WHAT IS EXPECTED
Transcribe all of the records precisely as they are presented.

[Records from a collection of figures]
■ ■ ■
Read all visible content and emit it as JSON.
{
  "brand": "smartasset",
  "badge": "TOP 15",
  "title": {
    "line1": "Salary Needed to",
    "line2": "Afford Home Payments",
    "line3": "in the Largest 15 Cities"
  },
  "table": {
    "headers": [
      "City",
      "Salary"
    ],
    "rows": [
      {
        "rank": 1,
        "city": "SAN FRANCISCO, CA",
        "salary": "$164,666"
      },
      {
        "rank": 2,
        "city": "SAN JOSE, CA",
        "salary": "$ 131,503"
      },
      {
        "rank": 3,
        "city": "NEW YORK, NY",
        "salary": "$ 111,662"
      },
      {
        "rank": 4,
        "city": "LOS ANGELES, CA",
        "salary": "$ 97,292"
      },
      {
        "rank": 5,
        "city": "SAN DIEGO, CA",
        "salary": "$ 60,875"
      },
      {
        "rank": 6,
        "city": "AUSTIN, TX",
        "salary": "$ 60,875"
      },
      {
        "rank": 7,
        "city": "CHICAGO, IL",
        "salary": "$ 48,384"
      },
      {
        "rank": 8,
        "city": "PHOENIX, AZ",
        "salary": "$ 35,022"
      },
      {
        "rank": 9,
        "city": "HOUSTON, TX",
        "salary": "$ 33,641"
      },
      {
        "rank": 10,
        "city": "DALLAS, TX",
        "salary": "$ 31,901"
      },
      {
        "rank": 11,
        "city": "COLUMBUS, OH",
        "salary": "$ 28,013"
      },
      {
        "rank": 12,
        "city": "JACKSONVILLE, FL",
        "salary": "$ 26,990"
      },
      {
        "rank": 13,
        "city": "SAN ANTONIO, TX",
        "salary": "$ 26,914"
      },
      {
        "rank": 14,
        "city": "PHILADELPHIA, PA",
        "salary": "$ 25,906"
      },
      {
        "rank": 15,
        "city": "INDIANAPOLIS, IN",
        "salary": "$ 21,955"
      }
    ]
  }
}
■ ■ ■
EXPECTED OUTPUT
Read all visible content and emit it as JSON.
{
  "brand": "smartasset",
  "badge": "TOP 15",
  "title": {
    "line1": "Salary Needed to",
    "line2": "Afford Home Payments",
    "line3": "in the Largest 15 Cities"
  },
  "table": {
    "headers": [
      "City",
      "Salary"
    ],
    "rows": [
      {
        "rank": 1,
        "city": "SAN FRANCISCO, CA",
        "salary": "$164,666"
      },
      {
        "rank": 2,
        "city": "SAN JOSE, CA",
        "salary": "$ 131,503"
      },
      {
        "rank": 3,
        "city": "NEW YORK, NY",
        "salary": "$ 111,662"
      },
      {
        "rank": 4,
        "city": "LOS ANGELES, CA",
        "salary": "$ 97,292"
      },
      {
        "rank": 5,
        "city": "SAN DIEGO, CA",
        "salary": "$ 60,875"
      },
      {
        "rank": 6,
        "city": "AUSTIN, TX",
        "salary": "$ 60,875"
      },
      {
        "rank": 7,
        "city": "CHICAGO, IL",
        "salary": "$ 48,384"
      },
      {
        "rank": 8,
        "city": "PHOENIX, AZ",
        "salary": "$ 35,022"
      },
      {
        "rank": 9,
        "city": "HOUSTON, TX",
        "salary": "$ 33,641"
      },
      {
        "rank": 10,
        "city": "DALLAS, TX",
        "salary": "$ 31,901"
      },
      {
        "rank": 11,
        "city": "COLUMBUS, OH",
        "salary": "$ 28,013"
      },
      {
        "rank": 12,
        "city": "JACKSONVILLE, FL",
        "salary": "$ 26,990"
      },
      {
        "rank": 13,
        "city": "SAN ANTONIO, TX",
        "salary": "$ 26,914"
      },
      {
        "rank": 14,
        "city": "PHILADELPHIA, PA",
        "salary": "$ 25,906"
      },
      {
        "rank": 15,
        "city": "INDIANAPOLIS, IN",
        "salary": "$ 21,955"
      }
    ]
  }
}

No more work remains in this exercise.